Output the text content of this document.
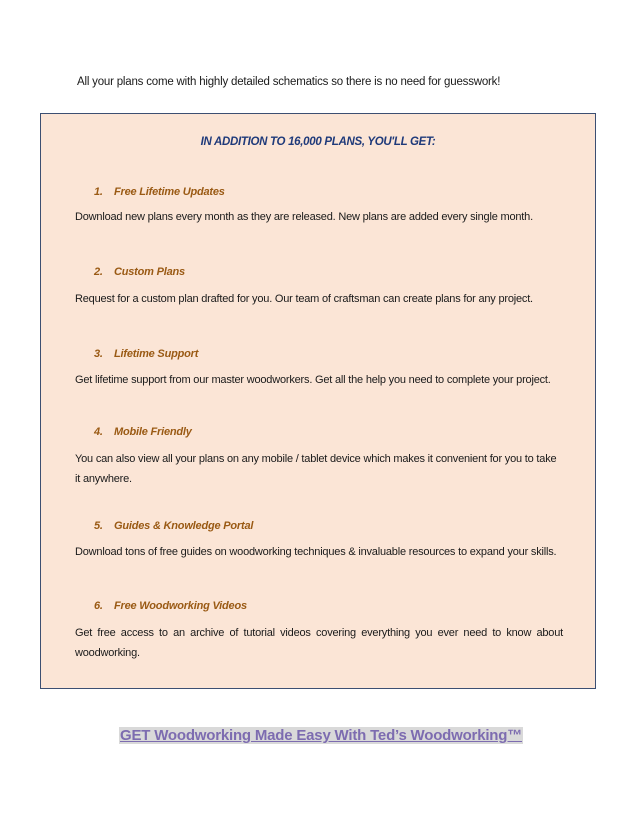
All your plans come with highly detailed schematics so there is no need for guesswork!
IN ADDITION TO 16,000 PLANS, YOU'LL GET:
1. Free Lifetime Updates
Download new plans every month as they are released. New plans are added every single month.
2. Custom Plans
Request for a custom plan drafted for you. Our team of craftsman can create plans for any project.
3. Lifetime Support
Get lifetime support from our master woodworkers. Get all the help you need to complete your project.
4. Mobile Friendly
You can also view all your plans on any mobile / tablet device which makes it convenient for you to take it anywhere.
5. Guides & Knowledge Portal
Download tons of free guides on woodworking techniques & invaluable resources to expand your skills.
6. Free Woodworking Videos
Get free access to an archive of tutorial videos covering everything you ever need to know about woodworking.
GET Woodworking Made Easy With Ted’s Woodworking™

__________________________________________________

» **What needs to be done**: Omit every picture, and otherwise quote the entries exactly.

» **Answer to the exercise**:
Output the text content of this document.
All your plans come with highly detailed schematics so there is no need for guesswork!
IN ADDITION TO 16,000 PLANS, YOU'LL GET:
1. Free Lifetime Updates
Download new plans every month as they are released. New plans are added every single month.
2. Custom Plans
Request for a custom plan drafted for you. Our team of craftsman can create plans for any project.
3. Lifetime Support
Get lifetime support from our master woodworkers. Get all the help you need to complete your project.
4. Mobile Friendly
You can also view all your plans on any mobile / tablet device which makes it convenient for you to take it anywhere.
5. Guides & Knowledge Portal
Download tons of free guides on woodworking techniques & invaluable resources to expand your skills.
6. Free Woodworking Videos
Get free access to an archive of tutorial videos covering everything you ever need to know about woodworking.
GET Woodworking Made Easy With Ted’s Woodworking™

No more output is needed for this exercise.